# Start of Task input

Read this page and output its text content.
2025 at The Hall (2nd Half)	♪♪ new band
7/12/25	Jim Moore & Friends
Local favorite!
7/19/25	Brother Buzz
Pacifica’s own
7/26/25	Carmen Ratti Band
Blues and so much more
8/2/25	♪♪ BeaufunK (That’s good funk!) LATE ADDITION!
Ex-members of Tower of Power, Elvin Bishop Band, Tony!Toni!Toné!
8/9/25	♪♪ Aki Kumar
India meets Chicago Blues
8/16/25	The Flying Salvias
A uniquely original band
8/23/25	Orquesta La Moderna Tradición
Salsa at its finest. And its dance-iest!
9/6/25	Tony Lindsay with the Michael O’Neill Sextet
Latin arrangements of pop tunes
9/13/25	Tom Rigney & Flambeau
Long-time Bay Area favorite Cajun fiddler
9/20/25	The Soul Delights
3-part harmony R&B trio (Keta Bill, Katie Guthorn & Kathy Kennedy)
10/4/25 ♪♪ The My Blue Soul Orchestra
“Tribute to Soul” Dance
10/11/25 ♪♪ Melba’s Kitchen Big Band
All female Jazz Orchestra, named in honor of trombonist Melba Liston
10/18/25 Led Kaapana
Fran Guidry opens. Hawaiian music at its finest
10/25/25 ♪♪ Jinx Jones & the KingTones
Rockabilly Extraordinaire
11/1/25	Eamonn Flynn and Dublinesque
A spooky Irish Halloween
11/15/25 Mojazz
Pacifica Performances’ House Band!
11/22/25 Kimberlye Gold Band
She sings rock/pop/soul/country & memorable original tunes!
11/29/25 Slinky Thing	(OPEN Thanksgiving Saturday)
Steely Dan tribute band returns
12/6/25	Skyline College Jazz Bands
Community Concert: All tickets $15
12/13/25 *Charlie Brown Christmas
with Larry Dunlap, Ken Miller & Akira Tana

# End of Task input
# Start of Task input

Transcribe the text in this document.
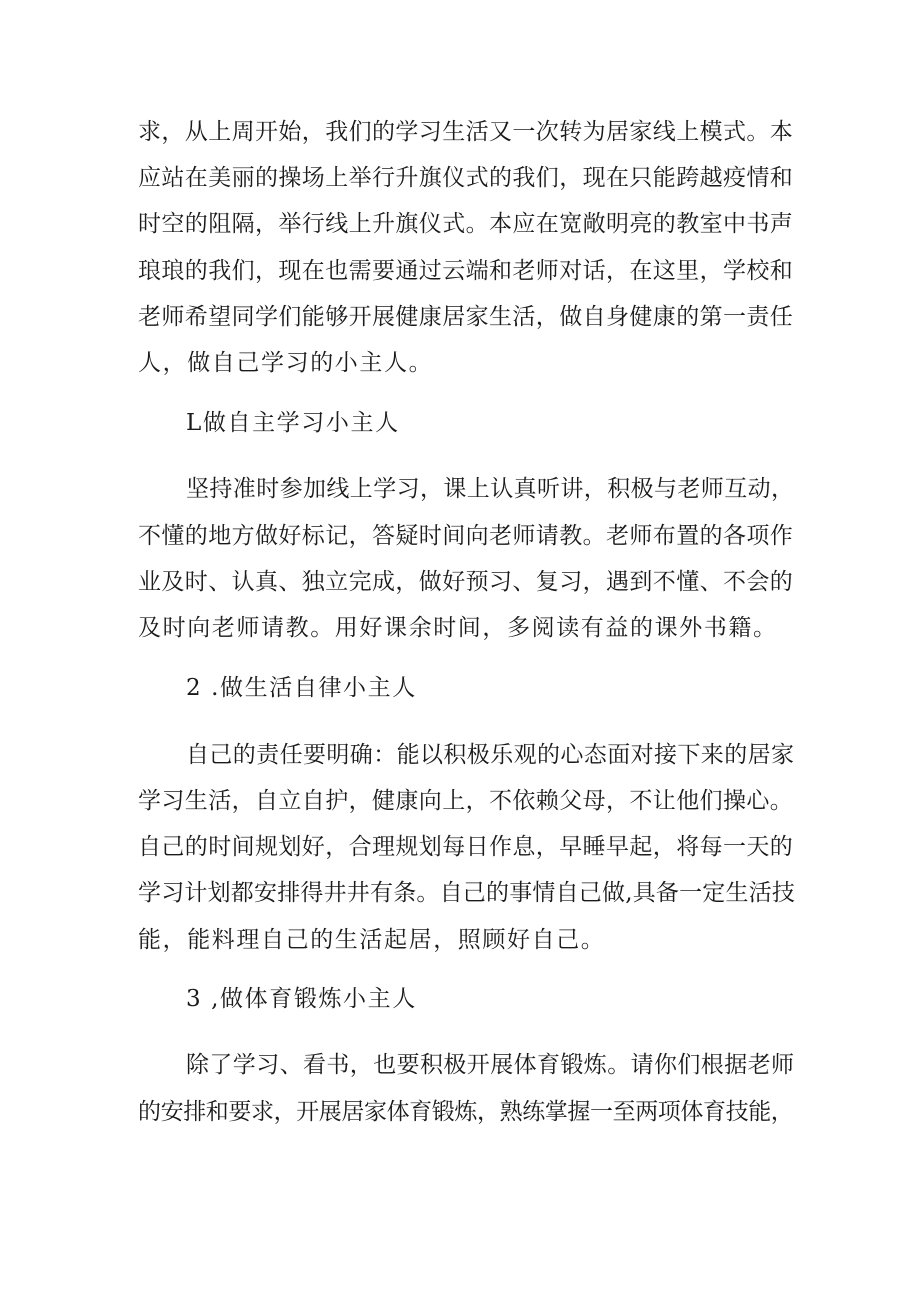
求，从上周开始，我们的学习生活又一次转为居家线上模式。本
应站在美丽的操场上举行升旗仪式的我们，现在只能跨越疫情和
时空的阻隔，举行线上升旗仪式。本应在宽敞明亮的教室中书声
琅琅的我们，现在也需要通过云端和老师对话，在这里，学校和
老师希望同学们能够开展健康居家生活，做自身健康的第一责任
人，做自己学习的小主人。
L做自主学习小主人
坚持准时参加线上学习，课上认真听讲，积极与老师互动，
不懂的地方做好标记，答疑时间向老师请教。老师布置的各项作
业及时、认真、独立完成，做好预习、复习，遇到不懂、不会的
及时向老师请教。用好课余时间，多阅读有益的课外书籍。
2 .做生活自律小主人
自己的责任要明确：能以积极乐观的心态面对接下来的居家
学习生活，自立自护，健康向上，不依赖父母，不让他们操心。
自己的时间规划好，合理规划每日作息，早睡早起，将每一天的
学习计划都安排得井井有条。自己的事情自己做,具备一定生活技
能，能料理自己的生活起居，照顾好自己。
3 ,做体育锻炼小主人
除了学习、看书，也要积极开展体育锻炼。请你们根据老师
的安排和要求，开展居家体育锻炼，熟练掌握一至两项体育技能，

# End of Task input
# Start of Task input

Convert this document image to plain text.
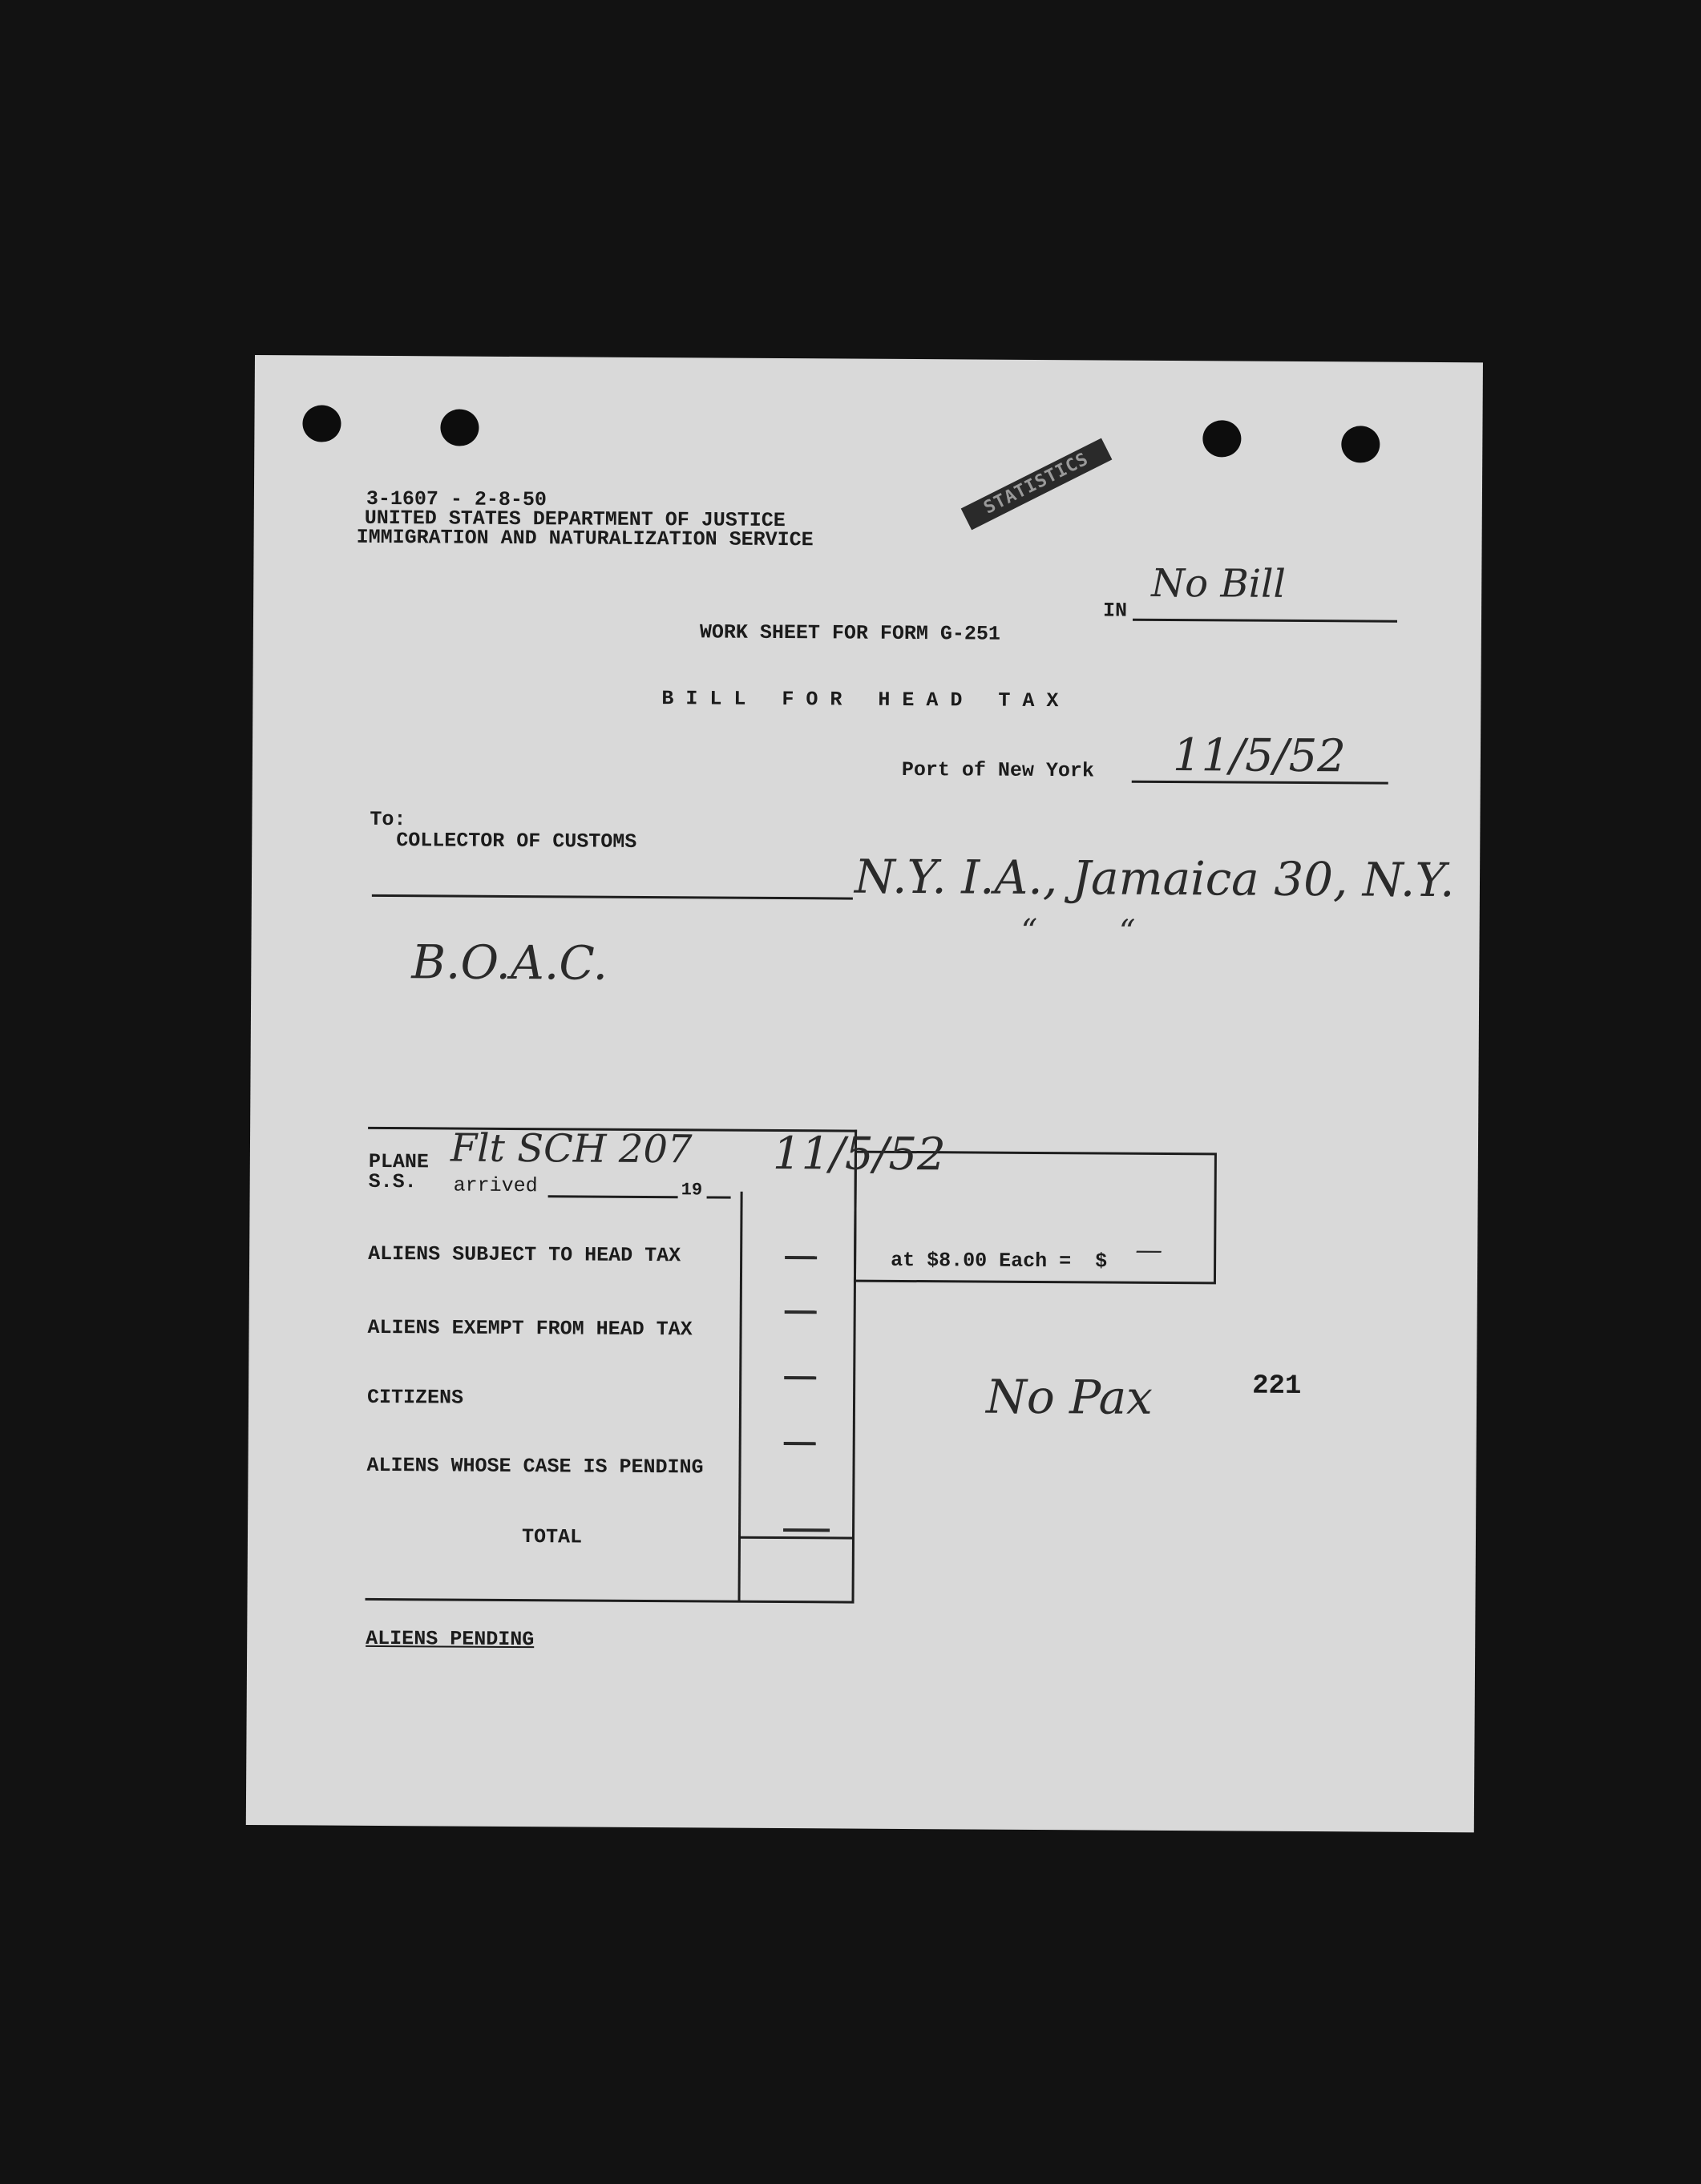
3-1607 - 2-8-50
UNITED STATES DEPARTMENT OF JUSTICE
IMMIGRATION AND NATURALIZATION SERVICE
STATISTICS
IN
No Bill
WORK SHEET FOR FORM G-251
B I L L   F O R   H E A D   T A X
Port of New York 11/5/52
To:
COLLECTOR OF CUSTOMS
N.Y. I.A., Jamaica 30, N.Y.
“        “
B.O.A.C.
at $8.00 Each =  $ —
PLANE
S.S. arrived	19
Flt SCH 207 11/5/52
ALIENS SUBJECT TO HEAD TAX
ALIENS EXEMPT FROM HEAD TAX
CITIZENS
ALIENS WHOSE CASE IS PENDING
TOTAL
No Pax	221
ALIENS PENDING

# End of Task input

### Directions
Give only the number of lines in the listing above that include the string "original".

### Expected answer
2